* **Given request**:
Copy each line that has the string "this" somewhere in it.

* **Material shown**:
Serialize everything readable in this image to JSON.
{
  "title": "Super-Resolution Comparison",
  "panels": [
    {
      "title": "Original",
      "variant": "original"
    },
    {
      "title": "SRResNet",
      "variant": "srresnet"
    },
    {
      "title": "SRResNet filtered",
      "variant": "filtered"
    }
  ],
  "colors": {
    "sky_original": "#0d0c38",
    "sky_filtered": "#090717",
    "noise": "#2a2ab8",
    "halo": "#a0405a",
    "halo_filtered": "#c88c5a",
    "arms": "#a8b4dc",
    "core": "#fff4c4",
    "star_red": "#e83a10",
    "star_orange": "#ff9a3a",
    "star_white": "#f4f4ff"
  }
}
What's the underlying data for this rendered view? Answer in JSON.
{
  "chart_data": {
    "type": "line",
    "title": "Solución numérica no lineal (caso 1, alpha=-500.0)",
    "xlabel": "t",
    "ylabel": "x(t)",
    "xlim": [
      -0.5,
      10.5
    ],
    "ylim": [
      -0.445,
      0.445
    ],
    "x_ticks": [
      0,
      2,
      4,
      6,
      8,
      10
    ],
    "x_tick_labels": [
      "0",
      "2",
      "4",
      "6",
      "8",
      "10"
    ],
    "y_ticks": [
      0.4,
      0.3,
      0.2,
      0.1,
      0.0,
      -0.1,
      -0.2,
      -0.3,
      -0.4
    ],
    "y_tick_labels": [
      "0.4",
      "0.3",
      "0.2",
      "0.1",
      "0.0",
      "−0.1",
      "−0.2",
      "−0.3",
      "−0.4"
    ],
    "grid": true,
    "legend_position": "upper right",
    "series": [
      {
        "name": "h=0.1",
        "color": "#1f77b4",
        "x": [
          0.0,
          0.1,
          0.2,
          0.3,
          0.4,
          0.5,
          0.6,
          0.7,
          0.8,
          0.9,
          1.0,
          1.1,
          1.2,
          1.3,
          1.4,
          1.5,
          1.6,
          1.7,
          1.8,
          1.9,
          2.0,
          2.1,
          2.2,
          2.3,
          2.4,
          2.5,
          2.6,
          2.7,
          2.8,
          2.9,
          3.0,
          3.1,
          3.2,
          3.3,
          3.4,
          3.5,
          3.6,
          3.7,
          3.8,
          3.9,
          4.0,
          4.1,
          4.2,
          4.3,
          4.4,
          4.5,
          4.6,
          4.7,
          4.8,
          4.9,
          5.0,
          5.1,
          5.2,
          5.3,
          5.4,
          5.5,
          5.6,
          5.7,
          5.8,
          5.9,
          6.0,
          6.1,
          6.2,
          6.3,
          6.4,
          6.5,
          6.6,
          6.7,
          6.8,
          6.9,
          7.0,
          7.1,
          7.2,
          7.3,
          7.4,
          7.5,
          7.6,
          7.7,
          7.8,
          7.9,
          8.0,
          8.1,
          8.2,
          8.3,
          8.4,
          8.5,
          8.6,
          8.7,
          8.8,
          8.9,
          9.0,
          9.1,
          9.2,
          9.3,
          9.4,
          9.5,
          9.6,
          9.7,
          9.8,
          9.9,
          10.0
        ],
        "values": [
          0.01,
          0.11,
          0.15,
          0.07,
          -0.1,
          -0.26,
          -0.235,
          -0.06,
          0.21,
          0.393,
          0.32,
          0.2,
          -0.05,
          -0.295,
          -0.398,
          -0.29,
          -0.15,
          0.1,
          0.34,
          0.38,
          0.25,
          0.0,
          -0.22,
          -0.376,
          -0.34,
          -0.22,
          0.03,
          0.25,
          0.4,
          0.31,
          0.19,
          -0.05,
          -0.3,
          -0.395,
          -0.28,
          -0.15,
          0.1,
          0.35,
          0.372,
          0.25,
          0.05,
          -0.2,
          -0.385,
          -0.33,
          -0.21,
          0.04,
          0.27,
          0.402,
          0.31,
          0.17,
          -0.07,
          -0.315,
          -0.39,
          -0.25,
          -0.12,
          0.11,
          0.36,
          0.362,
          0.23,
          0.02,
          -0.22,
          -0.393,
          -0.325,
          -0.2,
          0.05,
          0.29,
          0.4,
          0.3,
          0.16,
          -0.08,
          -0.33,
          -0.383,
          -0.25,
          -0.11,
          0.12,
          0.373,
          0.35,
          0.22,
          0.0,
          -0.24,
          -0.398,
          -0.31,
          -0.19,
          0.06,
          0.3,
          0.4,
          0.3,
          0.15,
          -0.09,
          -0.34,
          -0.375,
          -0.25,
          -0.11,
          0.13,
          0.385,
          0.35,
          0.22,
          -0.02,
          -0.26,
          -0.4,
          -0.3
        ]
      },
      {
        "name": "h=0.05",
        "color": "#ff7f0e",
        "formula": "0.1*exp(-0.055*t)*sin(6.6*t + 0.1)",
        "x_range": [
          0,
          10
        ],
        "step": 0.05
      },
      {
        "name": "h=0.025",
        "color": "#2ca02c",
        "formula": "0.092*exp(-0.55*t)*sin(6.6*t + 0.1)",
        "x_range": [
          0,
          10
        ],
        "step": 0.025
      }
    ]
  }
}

* **Task response**:
Serialize everything readable in this image to JSON.
What's the underlying data for this rendered view? Answer in JSON.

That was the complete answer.